Repeat the listing in full, exactly as it stands.
Start of Supplied data
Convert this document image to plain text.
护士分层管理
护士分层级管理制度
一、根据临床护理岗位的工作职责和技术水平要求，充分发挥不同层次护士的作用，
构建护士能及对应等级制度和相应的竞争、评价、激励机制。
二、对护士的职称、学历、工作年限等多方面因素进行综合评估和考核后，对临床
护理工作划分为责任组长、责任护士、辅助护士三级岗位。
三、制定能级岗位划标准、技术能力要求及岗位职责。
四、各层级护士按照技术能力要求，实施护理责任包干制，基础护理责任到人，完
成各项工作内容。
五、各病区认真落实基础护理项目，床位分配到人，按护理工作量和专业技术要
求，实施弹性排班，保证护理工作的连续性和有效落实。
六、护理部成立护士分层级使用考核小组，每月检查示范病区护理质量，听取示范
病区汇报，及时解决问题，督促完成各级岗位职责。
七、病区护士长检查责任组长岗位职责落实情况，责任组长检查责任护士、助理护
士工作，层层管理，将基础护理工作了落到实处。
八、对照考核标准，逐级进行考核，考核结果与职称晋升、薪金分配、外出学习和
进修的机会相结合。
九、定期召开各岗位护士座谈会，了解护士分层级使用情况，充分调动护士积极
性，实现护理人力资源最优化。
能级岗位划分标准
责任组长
End of Supplied data
**The solution:**
Convert this document image to plain text.
护士分层管理
护士分层级管理制度
一、根据临床护理岗位的工作职责和技术水平要求，充分发挥不同层次护士的作用，
构建护士能及对应等级制度和相应的竞争、评价、激励机制。
二、对护士的职称、学历、工作年限等多方面因素进行综合评估和考核后，对临床
护理工作划分为责任组长、责任护士、辅助护士三级岗位。
三、制定能级岗位划标准、技术能力要求及岗位职责。
四、各层级护士按照技术能力要求，实施护理责任包干制，基础护理责任到人，完
成各项工作内容。
五、各病区认真落实基础护理项目，床位分配到人，按护理工作量和专业技术要
求，实施弹性排班，保证护理工作的连续性和有效落实。
六、护理部成立护士分层级使用考核小组，每月检查示范病区护理质量，听取示范
病区汇报，及时解决问题，督促完成各级岗位职责。
七、病区护士长检查责任组长岗位职责落实情况，责任组长检查责任护士、助理护
士工作，层层管理，将基础护理工作了落到实处。
八、对照考核标准，逐级进行考核，考核结果与职称晋升、薪金分配、外出学习和
进修的机会相结合。
九、定期召开各岗位护士座谈会，了解护士分层级使用情况，充分调动护士积极
性，实现护理人力资源最优化。
能级岗位划分标准
责任组长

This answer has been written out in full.